• **GIVEN INSTRUCTION**: Retype all material exactly. Pictures stay out of the copy.

• **SUPPLIED RECORDS**:
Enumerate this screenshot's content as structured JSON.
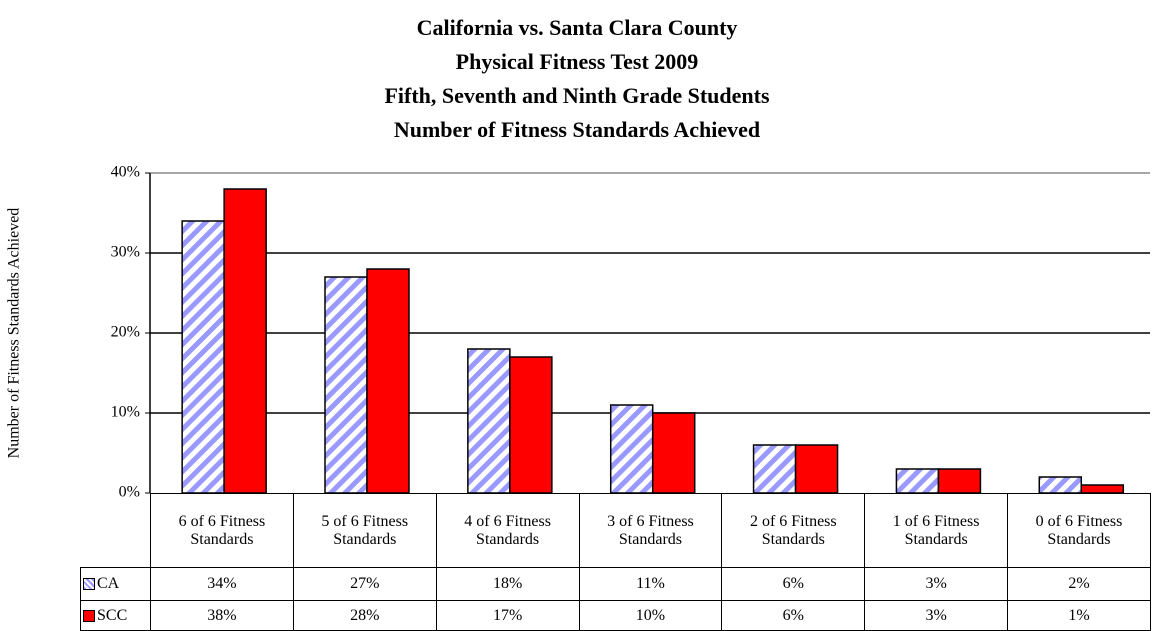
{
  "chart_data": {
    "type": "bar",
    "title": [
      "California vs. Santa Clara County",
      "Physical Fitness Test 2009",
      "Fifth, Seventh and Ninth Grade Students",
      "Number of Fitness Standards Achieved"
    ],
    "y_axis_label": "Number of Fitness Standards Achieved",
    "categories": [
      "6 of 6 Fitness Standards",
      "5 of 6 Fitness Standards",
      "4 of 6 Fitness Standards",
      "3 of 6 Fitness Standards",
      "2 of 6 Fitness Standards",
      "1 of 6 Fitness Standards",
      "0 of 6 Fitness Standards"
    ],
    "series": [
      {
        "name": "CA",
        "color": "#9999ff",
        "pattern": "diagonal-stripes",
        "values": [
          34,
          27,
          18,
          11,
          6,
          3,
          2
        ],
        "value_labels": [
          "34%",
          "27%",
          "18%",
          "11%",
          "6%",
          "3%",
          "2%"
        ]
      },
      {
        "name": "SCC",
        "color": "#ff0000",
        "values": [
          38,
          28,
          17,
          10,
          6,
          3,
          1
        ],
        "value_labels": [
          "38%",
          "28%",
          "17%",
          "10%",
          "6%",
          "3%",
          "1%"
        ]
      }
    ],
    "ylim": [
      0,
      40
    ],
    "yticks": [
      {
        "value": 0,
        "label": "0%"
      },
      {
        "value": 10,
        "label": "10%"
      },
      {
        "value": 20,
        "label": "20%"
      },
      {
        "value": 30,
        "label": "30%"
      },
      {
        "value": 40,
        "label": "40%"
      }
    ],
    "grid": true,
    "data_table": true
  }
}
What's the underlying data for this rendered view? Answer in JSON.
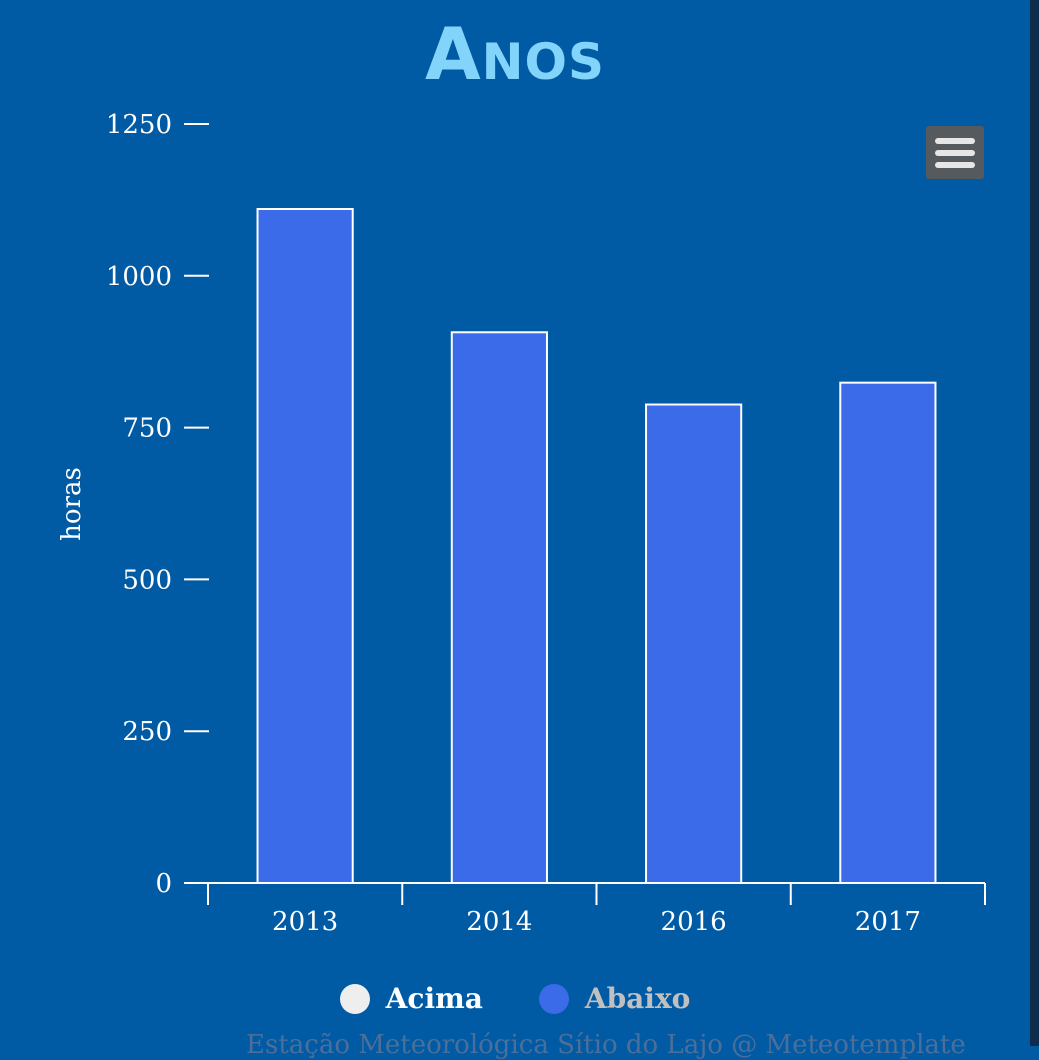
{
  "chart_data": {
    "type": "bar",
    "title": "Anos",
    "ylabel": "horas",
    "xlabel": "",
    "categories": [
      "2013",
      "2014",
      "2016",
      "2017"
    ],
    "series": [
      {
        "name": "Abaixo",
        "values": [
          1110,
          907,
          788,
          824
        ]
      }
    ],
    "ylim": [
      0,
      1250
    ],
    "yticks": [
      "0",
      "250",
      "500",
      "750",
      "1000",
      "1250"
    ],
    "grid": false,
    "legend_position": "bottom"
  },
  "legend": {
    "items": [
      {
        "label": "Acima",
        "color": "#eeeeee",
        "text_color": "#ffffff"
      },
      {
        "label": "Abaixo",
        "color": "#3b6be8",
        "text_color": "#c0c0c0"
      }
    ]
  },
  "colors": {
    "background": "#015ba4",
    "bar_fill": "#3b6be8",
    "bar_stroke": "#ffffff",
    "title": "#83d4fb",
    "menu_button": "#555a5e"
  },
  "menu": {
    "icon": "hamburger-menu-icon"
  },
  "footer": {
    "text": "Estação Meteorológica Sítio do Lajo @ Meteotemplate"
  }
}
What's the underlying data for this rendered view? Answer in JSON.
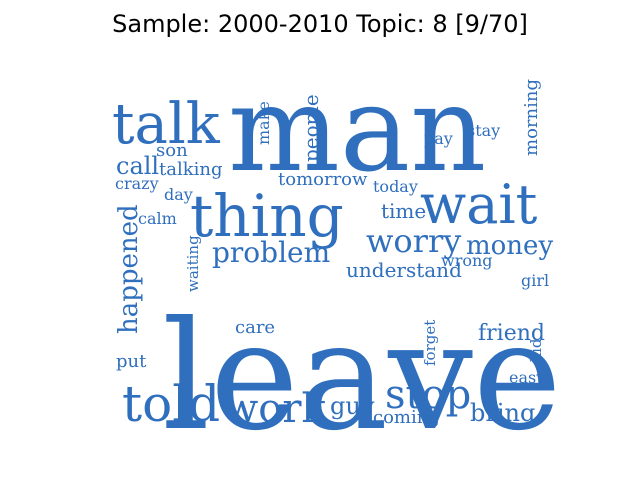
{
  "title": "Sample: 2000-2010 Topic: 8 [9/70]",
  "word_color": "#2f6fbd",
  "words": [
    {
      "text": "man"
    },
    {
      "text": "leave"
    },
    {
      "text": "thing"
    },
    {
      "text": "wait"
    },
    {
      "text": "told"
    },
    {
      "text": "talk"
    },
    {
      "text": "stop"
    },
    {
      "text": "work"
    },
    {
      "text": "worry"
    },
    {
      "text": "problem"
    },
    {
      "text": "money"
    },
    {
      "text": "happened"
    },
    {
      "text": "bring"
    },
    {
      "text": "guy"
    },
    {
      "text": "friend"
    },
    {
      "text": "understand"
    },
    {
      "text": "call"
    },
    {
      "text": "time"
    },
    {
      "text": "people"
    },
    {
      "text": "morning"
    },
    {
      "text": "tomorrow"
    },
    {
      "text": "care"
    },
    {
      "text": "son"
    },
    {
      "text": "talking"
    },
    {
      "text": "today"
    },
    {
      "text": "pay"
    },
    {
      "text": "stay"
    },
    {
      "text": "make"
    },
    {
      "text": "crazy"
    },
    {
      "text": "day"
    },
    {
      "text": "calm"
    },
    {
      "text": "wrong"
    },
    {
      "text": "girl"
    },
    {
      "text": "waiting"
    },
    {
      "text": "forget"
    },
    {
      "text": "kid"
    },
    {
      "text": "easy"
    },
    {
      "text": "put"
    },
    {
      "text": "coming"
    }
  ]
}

• **CORRECT RESPONSE**:
Enumerate this screenshot's content as structured JSON.
{
  "chart_data": {
    "type": "bar",
    "title": [
      "California vs. Santa Clara County",
      "Physical Fitness Test 2009",
      "Fifth, Seventh and Ninth Grade Students",
      "Number of Fitness Standards Achieved"
    ],
    "y_axis_label": "Number of Fitness Standards Achieved",
    "categories": [
      "6 of 6 Fitness Standards",
      "5 of 6 Fitness Standards",
      "4 of 6 Fitness Standards",
      "3 of 6 Fitness Standards",
      "2 of 6 Fitness Standards",
      "1 of 6 Fitness Standards",
      "0 of 6 Fitness Standards"
    ],
    "series": [
      {
        "name": "CA",
        "color": "#9999ff",
        "pattern": "diagonal-stripes",
        "values": [
          34,
          27,
          18,
          11,
          6,
          3,
          2
        ],
        "value_labels": [
          "34%",
          "27%",
          "18%",
          "11%",
          "6%",
          "3%",
          "2%"
        ]
      },
      {
        "name": "SCC",
        "color": "#ff0000",
        "values": [
          38,
          28,
          17,
          10,
          6,
          3,
          1
        ],
        "value_labels": [
          "38%",
          "28%",
          "17%",
          "10%",
          "6%",
          "3%",
          "1%"
        ]
      }
    ],
    "ylim": [
      0,
      40
    ],
    "yticks": [
      {
        "value": 0,
        "label": "0%"
      },
      {
        "value": 10,
        "label": "10%"
      },
      {
        "value": 20,
        "label": "20%"
      },
      {
        "value": 30,
        "label": "30%"
      },
      {
        "value": 40,
        "label": "40%"
      }
    ],
    "grid": true,
    "data_table": true
  }
}
What's the underlying data for this rendered view? Answer in JSON.
{
  "chart_data": {
    "type": "bar",
    "title": "Anos",
    "ylabel": "horas",
    "xlabel": "",
    "categories": [
      "2013",
      "2014",
      "2016",
      "2017"
    ],
    "series": [
      {
        "name": "Abaixo",
        "values": [
          1110,
          907,
          788,
          824
        ]
      }
    ],
    "ylim": [
      0,
      1250
    ],
    "yticks": [
      "0",
      "250",
      "500",
      "750",
      "1000",
      "1250"
    ],
    "grid": false,
    "legend_position": "bottom"
  },
  "legend": {
    "items": [
      {
        "label": "Acima",
        "color": "#eeeeee",
        "text_color": "#ffffff"
      },
      {
        "label": "Abaixo",
        "color": "#3b6be8",
        "text_color": "#c0c0c0"
      }
    ]
  },
  "colors": {
    "background": "#015ba4",
    "bar_fill": "#3b6be8",
    "bar_stroke": "#ffffff",
    "title": "#83d4fb",
    "menu_button": "#555a5e"
  },
  "menu": {
    "icon": "hamburger-menu-icon"
  },
  "footer": {
    "text": "Estação Meteorológica Sítio do Lajo @ Meteotemplate"
  }
}
What's the underlying data for this rendered view? Answer in JSON.
{
  "title": "Sample: 2000-2010 Topic: 8 [9/70]",
  "word_color": "#2f6fbd",
  "words": [
    {
      "text": "man"
    },
    {
      "text": "leave"
    },
    {
      "text": "thing"
    },
    {
      "text": "wait"
    },
    {
      "text": "told"
    },
    {
      "text": "talk"
    },
    {
      "text": "stop"
    },
    {
      "text": "work"
    },
    {
      "text": "worry"
    },
    {
      "text": "problem"
    },
    {
      "text": "money"
    },
    {
      "text": "happened"
    },
    {
      "text": "bring"
    },
    {
      "text": "guy"
    },
    {
      "text": "friend"
    },
    {
      "text": "understand"
    },
    {
      "text": "call"
    },
    {
      "text": "time"
    },
    {
      "text": "people"
    },
    {
      "text": "morning"
    },
    {
      "text": "tomorrow"
    },
    {
      "text": "care"
    },
    {
      "text": "son"
    },
    {
      "text": "talking"
    },
    {
      "text": "today"
    },
    {
      "text": "pay"
    },
    {
      "text": "stay"
    },
    {
      "text": "make"
    },
    {
      "text": "crazy"
    },
    {
      "text": "day"
    },
    {
      "text": "calm"
    },
    {
      "text": "wrong"
    },
    {
      "text": "girl"
    },
    {
      "text": "waiting"
    },
    {
      "text": "forget"
    },
    {
      "text": "kid"
    },
    {
      "text": "easy"
    },
    {
      "text": "put"
    },
    {
      "text": "coming"
    }
  ]
}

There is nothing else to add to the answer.